Lorsque je dirai comment l'engagement fut rempli, l'on verra que ce ne fut pas le Roi, que ce ne furent pas les amis de la liberté qui manquèrent à leur parole.

LETTRE VIII.

Départ du Roi.

J'AI retracé, dans ma dernière lettre, les efforts des constitutionnels qui se dévouaient pour une cause à peu près désespérée. J'ai maintenant à parler d'un autre parti, qui n'agissait point pour sauver la France, mais qui, au contraire, semblait vouloir rendre le mal sans remède, afin de recourir à un remède plus affreux que le mal.

Pour concevoir la marche dont ce parti fit choix avec un genre d'habileté qui n'est accordé qu'aux hommes indifférens au sort de l'humanité et de leur patrie, il faut suivre cette marche pas à pas, jour par jour, heure par heure. En l'examinant de la sorte, on découvre deux époques bien distinctes, deux mouvemens successifs et en apparence opposés.

**Série d'exercices**
#1 Reproduisez à l'identique le passage de l'extrait présenté qui va de « Lorsque je dirai » jusqu'à « en apparence opposés. » inclus.
#2 D'après l'extrait présenté, combien d'époques distinctes découvre-t-on en examinant pas à pas la marche du parti ?
#3 Condensez en une ou deux phrases le paragraphe de l'extrait présenté qui commence par « J'AI retracé, dans ma dernière lettre ».

**Section des données**

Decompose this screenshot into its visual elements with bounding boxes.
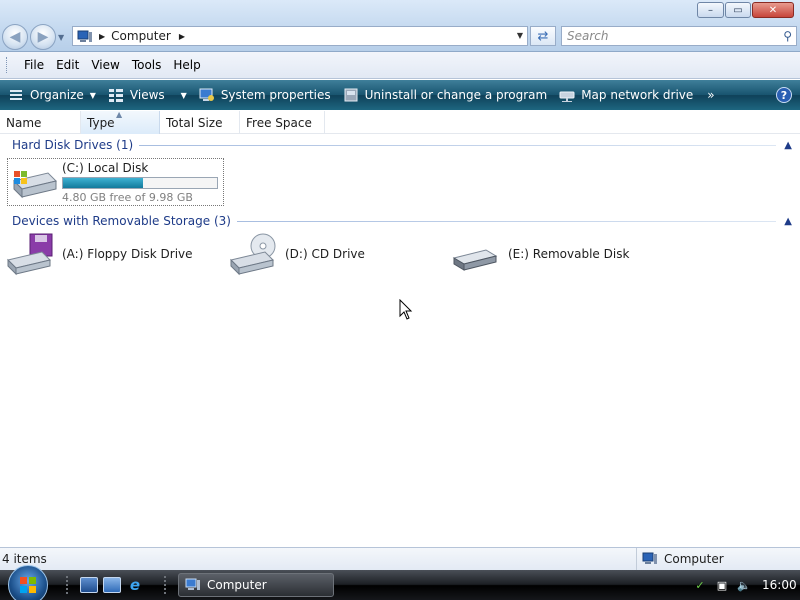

**Corrigé des exercices**
#1
Lorsque je dirai comment l'engagement fut rempli, l'on verra que ce ne fut pas le Roi, que ce ne furent pas les amis de la liberté qui manquèrent à leur parole.

LETTRE VIII.

Départ du Roi.

J'AI retracé, dans ma dernière lettre, les efforts des constitutionnels qui se dévouaient pour une cause à peu près désespérée. J'ai maintenant à parler d'un autre parti, qui n'agissait point pour sauver la France, mais qui, au contraire, semblait vouloir rendre le mal sans remède, afin de recourir à un remède plus affreux que le mal.

Pour concevoir la marche dont ce parti fit choix avec un genre d'habileté qui n'est accordé qu'aux hommes indifférens au sort de l'humanité et de leur patrie, il faut suivre cette marche pas à pas, jour par jour, heure par heure. En l'examinant de la sorte, on découvre deux époques bien distinctes, deux mouvemens successifs et en apparence opposés.

#2 Deux époques bien distinctes.

#3 Après les efforts des constitutionnels, dévoués à une cause presque désespérée et retracés dans la lettre précédente, le texte aborde un autre parti. Ce parti ne cherchait pas à sauver la France : il semblait vouloir rendre le mal sans remède pour recourir à un remède plus affreux que le mal.